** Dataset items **

────────────────────

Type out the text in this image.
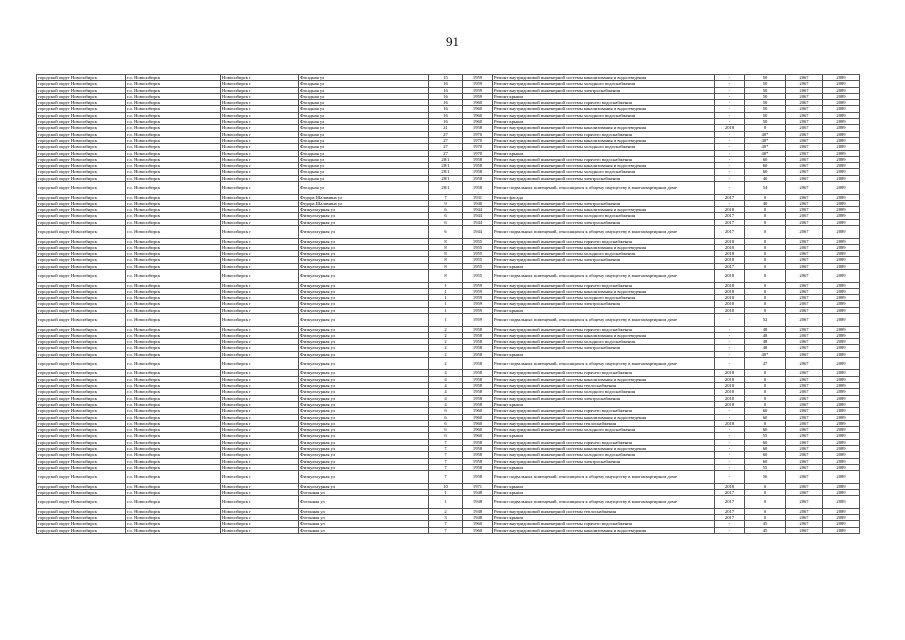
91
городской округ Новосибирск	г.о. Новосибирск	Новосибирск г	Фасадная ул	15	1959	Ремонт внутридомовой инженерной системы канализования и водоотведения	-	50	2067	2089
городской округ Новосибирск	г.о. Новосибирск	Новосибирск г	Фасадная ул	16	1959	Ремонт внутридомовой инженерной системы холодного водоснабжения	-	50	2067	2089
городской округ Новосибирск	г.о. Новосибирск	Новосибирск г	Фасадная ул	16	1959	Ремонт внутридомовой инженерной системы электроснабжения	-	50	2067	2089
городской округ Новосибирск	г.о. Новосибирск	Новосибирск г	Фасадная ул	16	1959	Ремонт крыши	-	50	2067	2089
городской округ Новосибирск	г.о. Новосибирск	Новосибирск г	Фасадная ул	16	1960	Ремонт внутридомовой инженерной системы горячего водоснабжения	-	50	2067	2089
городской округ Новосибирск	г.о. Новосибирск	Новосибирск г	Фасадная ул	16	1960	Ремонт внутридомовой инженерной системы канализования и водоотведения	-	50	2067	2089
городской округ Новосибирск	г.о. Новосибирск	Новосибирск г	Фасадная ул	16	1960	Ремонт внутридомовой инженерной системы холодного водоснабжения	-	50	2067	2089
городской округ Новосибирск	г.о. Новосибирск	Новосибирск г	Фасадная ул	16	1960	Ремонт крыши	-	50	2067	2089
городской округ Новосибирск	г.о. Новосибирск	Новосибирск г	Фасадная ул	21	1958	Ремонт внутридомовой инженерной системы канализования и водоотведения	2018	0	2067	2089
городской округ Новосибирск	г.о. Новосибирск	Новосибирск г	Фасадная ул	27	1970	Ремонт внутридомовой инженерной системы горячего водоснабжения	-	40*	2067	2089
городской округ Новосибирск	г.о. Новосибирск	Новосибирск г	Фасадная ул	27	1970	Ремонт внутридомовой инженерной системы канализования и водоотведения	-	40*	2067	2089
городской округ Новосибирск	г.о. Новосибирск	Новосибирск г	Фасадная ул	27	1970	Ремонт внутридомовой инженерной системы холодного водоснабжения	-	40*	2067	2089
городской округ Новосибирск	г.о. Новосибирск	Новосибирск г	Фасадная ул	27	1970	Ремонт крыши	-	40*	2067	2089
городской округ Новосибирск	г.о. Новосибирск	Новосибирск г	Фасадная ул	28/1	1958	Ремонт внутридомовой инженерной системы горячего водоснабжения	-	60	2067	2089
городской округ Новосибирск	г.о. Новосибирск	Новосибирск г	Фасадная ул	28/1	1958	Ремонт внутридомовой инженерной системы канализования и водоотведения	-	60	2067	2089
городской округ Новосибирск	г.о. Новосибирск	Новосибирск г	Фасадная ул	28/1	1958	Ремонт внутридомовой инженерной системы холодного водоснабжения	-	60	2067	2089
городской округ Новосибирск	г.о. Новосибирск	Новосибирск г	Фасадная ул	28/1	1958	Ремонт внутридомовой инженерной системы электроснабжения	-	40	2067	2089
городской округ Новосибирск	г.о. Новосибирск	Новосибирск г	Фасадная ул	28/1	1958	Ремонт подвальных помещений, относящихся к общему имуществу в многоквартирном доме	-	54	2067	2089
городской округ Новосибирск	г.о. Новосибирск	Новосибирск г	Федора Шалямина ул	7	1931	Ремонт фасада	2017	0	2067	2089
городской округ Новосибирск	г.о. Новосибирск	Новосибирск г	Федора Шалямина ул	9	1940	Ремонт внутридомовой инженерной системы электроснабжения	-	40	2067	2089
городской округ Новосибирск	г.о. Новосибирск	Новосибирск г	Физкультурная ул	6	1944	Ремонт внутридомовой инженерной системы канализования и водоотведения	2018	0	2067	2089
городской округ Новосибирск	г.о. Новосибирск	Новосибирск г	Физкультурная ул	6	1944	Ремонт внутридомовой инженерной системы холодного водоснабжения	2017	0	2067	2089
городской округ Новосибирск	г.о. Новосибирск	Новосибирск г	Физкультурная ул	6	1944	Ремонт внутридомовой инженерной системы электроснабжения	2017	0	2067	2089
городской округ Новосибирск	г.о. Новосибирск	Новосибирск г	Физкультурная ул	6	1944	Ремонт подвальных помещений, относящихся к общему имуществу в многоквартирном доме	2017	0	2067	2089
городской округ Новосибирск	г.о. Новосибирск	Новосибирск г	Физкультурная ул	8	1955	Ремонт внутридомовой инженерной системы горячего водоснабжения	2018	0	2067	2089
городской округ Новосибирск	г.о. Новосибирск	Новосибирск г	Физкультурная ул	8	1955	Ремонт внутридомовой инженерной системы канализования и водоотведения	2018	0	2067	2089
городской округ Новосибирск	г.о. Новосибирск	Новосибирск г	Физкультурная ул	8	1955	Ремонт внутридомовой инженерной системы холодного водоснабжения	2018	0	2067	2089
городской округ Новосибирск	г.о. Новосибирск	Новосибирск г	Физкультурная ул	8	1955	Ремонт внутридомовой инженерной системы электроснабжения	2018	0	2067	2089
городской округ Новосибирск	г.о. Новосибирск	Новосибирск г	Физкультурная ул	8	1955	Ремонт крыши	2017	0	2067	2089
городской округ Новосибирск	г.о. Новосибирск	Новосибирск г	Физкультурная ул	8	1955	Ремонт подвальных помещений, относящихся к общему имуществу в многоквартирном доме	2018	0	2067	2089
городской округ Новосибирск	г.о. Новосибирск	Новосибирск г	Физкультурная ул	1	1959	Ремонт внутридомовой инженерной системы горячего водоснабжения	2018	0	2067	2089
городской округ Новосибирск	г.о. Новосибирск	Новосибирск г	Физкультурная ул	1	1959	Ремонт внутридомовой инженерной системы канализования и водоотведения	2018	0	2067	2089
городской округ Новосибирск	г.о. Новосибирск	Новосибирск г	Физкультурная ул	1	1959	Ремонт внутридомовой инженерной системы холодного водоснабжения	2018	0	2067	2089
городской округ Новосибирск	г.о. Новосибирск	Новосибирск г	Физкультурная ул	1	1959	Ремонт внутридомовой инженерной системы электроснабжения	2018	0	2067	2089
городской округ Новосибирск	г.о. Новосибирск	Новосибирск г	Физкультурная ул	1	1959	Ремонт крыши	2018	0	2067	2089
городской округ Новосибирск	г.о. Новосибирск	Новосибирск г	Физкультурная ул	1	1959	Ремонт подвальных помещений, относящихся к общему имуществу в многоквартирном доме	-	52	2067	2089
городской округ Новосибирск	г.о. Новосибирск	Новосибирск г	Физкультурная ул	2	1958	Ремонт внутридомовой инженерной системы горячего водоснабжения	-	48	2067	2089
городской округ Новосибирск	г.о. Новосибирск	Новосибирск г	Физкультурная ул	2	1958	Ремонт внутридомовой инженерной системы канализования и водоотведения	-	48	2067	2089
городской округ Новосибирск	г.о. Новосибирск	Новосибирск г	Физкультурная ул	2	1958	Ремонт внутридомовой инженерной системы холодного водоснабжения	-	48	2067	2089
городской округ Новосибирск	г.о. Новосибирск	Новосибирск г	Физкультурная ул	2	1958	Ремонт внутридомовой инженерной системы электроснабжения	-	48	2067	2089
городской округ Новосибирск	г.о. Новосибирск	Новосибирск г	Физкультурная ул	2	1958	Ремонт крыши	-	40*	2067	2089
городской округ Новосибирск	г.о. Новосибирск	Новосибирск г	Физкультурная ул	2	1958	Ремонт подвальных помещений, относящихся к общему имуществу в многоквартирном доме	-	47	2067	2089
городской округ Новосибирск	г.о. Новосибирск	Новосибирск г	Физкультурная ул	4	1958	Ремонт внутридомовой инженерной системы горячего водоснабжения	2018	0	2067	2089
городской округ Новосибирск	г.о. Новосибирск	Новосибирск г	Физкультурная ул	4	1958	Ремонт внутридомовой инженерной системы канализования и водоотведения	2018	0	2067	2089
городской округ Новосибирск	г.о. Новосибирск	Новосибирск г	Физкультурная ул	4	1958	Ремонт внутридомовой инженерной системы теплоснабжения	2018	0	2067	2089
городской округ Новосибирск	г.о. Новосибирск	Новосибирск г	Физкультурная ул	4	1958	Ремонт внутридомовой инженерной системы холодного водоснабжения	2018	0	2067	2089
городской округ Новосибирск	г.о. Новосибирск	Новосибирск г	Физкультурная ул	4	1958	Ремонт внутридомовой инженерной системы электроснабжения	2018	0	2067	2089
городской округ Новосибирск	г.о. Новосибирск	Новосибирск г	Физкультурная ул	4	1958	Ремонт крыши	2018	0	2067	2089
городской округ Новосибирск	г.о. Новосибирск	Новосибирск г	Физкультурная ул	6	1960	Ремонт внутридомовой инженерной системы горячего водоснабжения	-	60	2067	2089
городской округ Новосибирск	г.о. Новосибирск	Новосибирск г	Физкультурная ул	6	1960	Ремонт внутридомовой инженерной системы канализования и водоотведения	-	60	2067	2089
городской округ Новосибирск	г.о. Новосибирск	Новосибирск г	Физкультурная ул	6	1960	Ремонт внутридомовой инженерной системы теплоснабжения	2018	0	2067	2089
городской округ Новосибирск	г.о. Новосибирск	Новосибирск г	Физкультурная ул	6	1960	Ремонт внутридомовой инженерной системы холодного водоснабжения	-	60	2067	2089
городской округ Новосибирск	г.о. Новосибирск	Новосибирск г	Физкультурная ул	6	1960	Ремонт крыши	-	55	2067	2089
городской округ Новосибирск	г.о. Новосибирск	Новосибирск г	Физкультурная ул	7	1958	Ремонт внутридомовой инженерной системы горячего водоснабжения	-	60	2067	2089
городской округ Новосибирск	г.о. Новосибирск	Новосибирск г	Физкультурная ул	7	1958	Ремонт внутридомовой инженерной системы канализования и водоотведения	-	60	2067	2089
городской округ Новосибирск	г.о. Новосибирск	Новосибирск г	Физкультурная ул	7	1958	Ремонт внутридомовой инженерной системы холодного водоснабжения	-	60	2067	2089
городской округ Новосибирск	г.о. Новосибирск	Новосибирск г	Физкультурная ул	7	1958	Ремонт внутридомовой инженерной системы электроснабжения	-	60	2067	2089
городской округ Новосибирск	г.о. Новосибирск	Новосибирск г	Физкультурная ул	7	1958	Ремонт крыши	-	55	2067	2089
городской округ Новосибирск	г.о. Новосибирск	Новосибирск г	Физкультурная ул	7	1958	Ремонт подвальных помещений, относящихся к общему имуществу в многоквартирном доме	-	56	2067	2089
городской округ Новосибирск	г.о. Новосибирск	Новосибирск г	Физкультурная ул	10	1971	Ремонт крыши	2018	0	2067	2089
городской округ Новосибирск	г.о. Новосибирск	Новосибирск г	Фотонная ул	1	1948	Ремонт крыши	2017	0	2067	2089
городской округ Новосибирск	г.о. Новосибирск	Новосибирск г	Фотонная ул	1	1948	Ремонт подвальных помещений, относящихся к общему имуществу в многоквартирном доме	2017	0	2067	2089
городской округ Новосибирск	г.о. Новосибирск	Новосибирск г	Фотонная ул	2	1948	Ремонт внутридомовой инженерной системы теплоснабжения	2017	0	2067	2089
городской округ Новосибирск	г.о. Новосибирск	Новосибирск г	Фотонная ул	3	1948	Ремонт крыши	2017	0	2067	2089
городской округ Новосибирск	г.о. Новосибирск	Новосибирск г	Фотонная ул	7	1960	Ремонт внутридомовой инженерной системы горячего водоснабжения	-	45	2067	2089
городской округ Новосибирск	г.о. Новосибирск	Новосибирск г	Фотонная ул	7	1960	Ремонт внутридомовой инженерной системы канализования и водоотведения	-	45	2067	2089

────────────────────

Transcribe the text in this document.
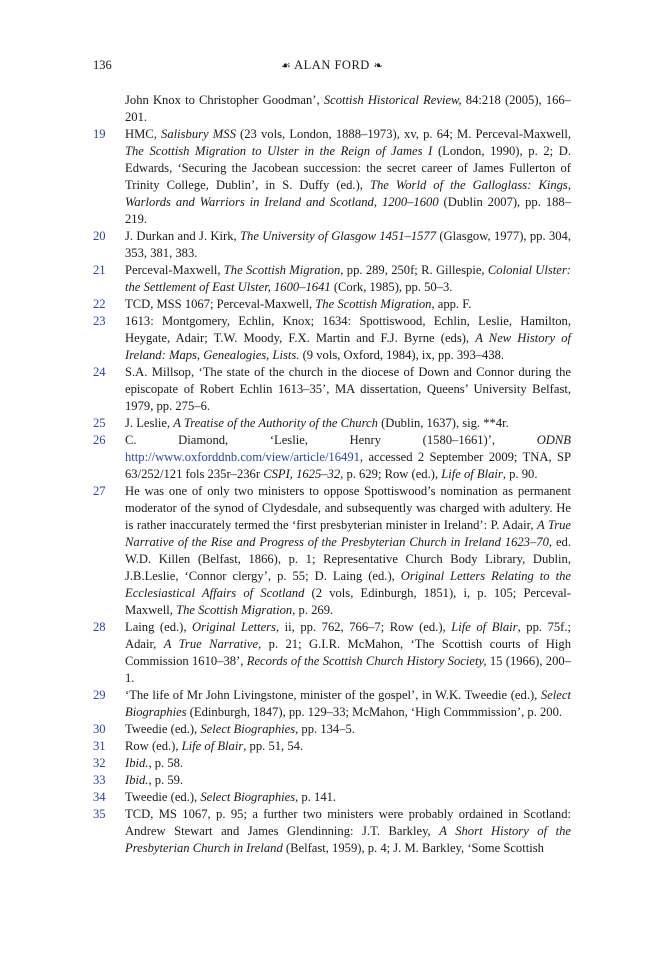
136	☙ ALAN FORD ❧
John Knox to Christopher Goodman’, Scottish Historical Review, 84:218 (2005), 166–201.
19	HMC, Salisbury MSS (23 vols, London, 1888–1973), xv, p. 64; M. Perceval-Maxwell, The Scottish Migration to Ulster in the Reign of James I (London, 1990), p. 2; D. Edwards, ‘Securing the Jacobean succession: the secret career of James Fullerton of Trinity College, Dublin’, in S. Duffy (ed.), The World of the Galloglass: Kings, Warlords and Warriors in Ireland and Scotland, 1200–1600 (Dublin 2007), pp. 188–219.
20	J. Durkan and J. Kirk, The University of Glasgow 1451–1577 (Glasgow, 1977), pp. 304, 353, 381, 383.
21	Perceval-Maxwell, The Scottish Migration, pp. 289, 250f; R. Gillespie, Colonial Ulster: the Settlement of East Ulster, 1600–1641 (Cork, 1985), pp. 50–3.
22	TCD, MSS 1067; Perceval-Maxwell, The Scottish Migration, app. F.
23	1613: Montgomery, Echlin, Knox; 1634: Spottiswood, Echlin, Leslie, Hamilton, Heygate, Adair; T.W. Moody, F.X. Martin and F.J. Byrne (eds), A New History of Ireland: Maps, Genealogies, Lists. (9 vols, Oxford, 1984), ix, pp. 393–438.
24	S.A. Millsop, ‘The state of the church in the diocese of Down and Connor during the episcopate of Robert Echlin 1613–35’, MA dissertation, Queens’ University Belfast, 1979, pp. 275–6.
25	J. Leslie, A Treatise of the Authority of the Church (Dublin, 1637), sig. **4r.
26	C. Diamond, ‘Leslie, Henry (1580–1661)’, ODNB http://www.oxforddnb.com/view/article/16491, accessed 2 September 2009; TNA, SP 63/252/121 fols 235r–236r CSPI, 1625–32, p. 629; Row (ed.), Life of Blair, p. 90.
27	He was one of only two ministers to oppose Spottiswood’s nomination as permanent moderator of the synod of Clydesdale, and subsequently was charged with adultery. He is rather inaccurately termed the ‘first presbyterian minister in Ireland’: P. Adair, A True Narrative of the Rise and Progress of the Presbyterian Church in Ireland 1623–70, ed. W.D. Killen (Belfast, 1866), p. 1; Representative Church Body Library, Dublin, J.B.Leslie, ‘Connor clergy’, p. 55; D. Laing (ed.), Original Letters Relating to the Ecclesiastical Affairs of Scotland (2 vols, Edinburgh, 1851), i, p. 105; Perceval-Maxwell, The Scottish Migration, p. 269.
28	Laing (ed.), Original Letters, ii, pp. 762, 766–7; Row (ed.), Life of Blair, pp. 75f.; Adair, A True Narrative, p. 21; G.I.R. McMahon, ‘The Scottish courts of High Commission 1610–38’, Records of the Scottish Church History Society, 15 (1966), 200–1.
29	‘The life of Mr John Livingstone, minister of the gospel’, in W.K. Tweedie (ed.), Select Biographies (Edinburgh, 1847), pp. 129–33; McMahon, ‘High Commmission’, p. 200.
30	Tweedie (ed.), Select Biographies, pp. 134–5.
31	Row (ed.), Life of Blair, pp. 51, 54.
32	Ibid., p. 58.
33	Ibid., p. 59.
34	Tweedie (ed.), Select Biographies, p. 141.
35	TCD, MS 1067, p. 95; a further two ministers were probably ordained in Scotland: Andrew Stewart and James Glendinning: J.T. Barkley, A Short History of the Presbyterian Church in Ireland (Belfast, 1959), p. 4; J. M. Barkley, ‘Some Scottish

────────────────────

** SHORT PROBLEM **
Show the lines of the material that contain the word "Tweedie".

** CORRECT RESPONSE **
29	‘The life of Mr John Livingstone, minister of the gospel’, in W.K. Tweedie (ed.), Select Biographies (Edinburgh, 1847), pp. 129–33; McMahon, ‘High Commmission’, p. 200.
30	Tweedie (ed.), Select Biographies, pp. 134–5.
34	Tweedie (ed.), Select Biographies, p. 141.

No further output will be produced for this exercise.